[START]

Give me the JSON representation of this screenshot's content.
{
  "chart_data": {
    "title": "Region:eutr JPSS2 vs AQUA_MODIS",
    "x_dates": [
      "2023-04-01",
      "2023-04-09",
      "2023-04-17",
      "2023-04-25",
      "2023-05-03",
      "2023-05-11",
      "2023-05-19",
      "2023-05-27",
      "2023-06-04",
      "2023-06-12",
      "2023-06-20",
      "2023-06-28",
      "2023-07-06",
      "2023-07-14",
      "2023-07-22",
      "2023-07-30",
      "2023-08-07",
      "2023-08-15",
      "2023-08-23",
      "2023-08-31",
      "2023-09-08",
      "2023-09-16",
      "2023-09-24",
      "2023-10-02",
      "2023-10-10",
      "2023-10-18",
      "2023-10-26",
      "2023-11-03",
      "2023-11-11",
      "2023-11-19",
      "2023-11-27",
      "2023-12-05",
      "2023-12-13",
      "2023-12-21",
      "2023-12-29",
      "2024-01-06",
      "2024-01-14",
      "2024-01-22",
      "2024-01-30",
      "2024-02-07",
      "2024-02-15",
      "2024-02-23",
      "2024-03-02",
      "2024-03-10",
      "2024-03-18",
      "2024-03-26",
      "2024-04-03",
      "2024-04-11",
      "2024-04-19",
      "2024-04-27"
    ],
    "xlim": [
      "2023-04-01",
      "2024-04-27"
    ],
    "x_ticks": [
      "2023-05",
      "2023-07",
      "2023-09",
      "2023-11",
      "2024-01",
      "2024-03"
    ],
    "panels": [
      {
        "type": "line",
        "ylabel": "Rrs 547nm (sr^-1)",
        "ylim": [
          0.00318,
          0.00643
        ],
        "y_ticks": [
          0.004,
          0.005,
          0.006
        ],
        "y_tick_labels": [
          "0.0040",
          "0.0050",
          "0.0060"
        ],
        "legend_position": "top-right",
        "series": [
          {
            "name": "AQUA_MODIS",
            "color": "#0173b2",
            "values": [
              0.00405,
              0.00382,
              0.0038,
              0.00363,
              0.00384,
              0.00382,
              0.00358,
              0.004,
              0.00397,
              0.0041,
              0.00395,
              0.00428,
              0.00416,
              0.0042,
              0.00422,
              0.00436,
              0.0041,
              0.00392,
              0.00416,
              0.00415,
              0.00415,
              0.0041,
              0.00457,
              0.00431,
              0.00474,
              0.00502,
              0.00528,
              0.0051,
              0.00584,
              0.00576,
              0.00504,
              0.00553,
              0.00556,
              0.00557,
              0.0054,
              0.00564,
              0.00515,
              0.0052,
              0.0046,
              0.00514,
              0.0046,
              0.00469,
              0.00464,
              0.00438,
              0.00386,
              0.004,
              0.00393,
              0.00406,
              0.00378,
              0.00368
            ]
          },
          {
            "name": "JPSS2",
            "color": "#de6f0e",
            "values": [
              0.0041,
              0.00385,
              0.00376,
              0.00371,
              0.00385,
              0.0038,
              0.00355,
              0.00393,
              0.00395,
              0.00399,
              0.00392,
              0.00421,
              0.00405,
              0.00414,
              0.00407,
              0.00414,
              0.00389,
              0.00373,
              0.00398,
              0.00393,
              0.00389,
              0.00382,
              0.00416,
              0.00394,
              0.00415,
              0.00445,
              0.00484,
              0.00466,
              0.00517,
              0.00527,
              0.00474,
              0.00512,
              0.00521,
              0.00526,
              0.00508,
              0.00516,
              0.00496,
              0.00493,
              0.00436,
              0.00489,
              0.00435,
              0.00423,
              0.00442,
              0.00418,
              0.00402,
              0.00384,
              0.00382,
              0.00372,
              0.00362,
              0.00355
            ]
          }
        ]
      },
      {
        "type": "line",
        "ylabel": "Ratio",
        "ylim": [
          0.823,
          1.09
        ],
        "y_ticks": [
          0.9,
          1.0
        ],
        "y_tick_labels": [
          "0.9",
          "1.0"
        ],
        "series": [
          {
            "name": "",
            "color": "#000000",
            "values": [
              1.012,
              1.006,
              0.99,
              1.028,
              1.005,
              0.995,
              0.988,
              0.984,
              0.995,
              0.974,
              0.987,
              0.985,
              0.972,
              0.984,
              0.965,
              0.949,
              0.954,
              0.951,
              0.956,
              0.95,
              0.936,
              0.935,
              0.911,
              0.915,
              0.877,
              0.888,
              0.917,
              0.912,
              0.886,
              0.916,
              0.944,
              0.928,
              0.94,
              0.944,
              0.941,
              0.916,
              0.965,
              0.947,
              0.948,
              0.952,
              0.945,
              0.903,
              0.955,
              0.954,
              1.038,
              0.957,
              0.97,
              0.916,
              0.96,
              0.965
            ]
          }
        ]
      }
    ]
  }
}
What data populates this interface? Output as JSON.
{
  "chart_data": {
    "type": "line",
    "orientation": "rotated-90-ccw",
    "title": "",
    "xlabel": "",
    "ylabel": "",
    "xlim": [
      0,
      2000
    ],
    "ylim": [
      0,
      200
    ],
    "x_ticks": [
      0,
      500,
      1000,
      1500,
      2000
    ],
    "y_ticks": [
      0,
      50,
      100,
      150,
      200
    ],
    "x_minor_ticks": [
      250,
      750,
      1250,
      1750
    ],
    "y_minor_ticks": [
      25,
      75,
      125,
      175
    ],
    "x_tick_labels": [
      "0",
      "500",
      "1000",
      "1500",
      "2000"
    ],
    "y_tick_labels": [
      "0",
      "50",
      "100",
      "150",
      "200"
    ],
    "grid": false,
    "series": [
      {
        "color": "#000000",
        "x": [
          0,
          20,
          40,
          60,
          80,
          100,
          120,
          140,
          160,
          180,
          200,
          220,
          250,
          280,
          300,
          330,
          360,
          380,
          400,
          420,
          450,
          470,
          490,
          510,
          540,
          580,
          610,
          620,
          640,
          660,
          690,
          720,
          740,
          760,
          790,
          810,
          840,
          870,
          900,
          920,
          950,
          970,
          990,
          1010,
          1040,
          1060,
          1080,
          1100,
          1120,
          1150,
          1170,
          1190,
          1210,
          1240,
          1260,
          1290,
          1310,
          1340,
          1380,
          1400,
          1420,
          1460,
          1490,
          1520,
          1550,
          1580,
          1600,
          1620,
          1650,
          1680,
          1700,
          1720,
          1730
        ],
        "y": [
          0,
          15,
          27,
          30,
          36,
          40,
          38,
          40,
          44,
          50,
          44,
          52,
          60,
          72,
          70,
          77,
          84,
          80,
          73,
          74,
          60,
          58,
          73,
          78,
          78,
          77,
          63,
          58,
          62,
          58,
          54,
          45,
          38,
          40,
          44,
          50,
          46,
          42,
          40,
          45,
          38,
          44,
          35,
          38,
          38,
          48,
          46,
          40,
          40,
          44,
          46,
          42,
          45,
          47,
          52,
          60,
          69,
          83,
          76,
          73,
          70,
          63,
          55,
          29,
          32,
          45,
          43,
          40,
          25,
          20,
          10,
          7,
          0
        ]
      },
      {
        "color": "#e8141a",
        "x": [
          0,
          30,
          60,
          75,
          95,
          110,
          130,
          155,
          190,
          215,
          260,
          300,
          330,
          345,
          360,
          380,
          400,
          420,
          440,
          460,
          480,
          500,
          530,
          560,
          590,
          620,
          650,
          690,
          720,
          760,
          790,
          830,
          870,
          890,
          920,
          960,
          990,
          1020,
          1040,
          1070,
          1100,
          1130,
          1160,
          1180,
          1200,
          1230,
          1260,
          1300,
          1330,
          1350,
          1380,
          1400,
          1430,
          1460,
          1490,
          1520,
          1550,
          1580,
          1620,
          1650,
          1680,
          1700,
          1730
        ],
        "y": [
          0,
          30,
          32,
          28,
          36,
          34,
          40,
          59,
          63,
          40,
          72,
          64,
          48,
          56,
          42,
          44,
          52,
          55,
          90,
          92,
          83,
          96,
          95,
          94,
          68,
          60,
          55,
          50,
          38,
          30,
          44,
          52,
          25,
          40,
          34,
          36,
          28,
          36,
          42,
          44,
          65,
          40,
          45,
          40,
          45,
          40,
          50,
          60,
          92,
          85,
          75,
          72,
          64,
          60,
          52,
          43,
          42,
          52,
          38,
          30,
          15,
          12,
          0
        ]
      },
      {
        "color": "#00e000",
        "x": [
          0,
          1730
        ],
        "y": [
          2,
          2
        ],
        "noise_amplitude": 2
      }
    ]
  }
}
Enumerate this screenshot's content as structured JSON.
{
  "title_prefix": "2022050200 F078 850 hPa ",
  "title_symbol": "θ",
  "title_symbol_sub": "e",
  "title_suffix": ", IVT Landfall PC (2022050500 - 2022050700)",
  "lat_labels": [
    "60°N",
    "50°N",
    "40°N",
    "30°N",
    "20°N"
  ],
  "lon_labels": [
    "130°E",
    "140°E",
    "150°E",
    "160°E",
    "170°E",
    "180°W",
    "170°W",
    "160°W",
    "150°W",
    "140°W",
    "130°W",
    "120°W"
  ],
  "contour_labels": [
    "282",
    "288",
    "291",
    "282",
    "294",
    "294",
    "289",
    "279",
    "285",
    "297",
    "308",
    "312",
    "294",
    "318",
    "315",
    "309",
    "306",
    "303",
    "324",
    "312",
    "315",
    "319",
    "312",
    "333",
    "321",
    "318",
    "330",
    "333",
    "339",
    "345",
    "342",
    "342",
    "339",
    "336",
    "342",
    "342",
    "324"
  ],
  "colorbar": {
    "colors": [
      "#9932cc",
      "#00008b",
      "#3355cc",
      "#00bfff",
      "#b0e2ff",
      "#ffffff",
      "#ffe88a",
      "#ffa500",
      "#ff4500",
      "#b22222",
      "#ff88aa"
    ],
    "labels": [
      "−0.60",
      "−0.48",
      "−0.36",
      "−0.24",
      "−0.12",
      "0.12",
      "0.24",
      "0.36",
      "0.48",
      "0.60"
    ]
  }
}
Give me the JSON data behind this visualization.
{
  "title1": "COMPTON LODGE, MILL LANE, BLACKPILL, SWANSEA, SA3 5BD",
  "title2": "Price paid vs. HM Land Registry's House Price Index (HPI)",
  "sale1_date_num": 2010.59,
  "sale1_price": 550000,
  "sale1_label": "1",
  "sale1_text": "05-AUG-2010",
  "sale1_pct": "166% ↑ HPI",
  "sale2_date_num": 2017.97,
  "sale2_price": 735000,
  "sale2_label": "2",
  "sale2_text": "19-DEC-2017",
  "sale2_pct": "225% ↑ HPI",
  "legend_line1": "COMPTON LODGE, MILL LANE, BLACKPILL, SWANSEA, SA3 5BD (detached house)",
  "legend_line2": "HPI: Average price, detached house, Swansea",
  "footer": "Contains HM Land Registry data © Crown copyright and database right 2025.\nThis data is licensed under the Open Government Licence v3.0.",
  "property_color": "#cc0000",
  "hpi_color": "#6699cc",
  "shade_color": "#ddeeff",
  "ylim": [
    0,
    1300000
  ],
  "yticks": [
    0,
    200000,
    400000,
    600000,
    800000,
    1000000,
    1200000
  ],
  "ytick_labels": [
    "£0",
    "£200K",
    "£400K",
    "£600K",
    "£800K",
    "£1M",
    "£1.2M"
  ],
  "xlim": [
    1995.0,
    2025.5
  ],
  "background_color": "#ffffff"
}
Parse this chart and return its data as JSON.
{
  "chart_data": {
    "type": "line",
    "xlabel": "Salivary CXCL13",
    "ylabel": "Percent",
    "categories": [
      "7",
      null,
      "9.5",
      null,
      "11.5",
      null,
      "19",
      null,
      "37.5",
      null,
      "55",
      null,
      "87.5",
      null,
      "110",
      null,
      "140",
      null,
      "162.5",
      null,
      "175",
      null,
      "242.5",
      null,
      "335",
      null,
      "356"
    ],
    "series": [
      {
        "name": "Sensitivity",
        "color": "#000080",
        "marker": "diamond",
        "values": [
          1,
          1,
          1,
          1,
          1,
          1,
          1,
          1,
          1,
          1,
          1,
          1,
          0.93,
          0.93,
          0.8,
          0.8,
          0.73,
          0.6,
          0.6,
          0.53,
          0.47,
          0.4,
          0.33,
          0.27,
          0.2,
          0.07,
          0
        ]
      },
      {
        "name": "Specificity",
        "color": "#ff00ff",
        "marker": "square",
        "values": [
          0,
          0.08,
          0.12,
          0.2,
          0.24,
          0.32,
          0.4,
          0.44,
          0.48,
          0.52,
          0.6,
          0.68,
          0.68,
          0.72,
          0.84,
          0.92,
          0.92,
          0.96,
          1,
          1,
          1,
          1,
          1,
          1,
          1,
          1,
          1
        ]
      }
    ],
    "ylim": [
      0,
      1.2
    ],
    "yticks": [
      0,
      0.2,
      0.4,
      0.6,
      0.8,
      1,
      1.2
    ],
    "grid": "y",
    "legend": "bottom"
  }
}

[END]

§ What you have to do: From the listing above, copy every line that includes the word "right".

§ Response to this task:
        "legend_position": "top-right",
  "footer": "Contains HM Land Registry data © Crown copyright and database right 2025.\nThis data is licensed under the Open Government Licence v3.0.",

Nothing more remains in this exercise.